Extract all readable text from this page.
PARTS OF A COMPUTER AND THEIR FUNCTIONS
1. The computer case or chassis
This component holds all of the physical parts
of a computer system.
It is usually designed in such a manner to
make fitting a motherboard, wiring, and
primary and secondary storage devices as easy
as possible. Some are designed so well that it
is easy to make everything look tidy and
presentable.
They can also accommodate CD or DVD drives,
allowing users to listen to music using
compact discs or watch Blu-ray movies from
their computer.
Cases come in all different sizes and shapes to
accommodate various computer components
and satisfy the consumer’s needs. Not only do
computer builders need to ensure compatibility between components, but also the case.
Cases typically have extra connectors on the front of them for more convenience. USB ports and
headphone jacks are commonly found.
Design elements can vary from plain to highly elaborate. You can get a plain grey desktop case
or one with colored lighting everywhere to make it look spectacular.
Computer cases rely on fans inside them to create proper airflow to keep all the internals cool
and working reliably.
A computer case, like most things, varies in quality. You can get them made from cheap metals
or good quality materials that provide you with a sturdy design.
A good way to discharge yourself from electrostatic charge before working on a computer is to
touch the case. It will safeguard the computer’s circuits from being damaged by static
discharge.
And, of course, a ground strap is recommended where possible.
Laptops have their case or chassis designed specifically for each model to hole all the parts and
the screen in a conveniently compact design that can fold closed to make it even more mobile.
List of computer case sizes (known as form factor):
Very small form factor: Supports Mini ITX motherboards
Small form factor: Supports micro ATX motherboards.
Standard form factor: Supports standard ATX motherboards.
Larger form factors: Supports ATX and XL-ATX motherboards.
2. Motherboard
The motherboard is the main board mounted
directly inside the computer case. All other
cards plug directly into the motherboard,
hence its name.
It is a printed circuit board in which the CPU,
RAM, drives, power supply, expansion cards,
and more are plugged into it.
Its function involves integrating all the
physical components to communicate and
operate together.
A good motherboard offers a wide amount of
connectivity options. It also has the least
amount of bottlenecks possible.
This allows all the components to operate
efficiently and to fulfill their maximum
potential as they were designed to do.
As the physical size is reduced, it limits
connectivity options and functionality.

==

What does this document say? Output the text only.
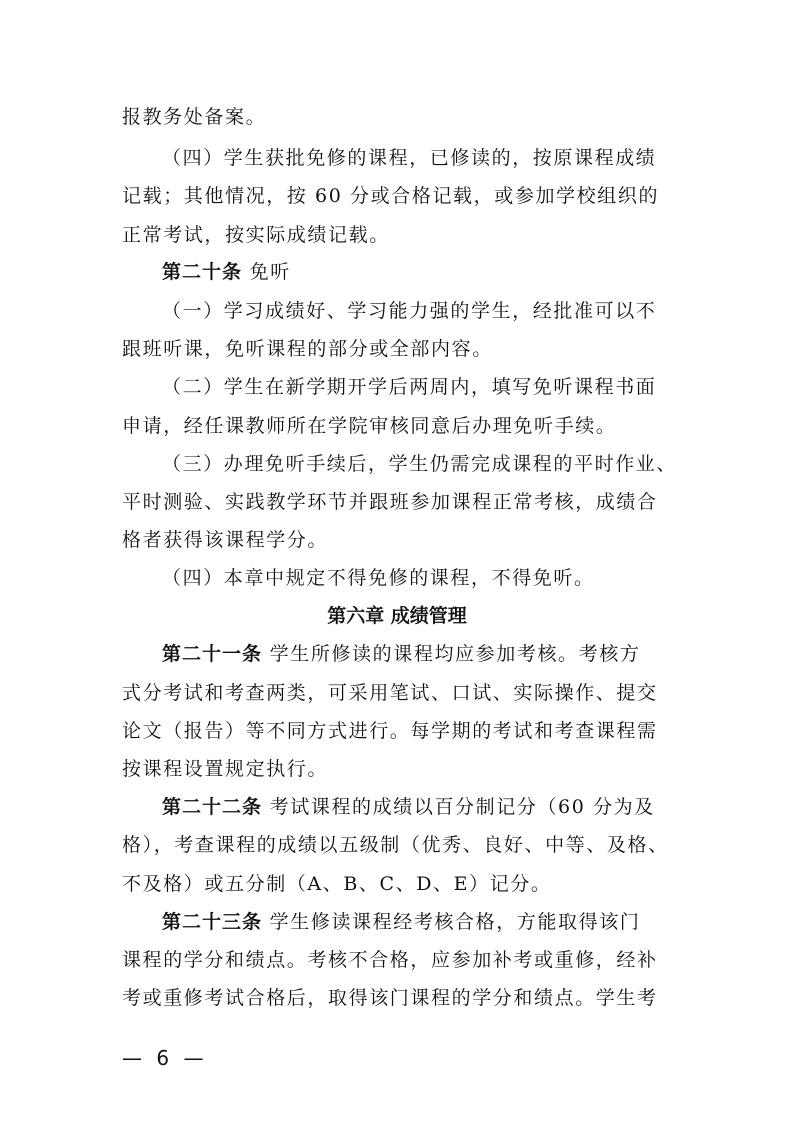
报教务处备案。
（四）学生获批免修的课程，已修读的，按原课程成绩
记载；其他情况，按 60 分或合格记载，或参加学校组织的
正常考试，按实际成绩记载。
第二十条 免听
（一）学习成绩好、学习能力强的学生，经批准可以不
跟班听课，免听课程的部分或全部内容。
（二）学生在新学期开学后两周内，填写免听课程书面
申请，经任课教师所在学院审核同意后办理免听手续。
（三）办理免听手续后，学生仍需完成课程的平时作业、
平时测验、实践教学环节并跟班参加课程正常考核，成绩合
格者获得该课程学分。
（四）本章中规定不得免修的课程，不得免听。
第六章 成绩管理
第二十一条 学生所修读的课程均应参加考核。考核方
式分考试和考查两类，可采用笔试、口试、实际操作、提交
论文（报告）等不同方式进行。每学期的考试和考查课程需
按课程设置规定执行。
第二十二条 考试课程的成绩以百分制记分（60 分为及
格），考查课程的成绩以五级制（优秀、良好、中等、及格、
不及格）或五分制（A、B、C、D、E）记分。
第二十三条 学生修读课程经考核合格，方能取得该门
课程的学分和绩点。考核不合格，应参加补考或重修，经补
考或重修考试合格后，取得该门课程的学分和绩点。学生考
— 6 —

(GOAL OF THE EXERCISE): Extract from the material all lines containing the string "inside".

(RESULT FOR THIS TASK):
Computer cases rely on fans inside them to create proper airflow to keep all the internals cool
directly inside the computer case. All other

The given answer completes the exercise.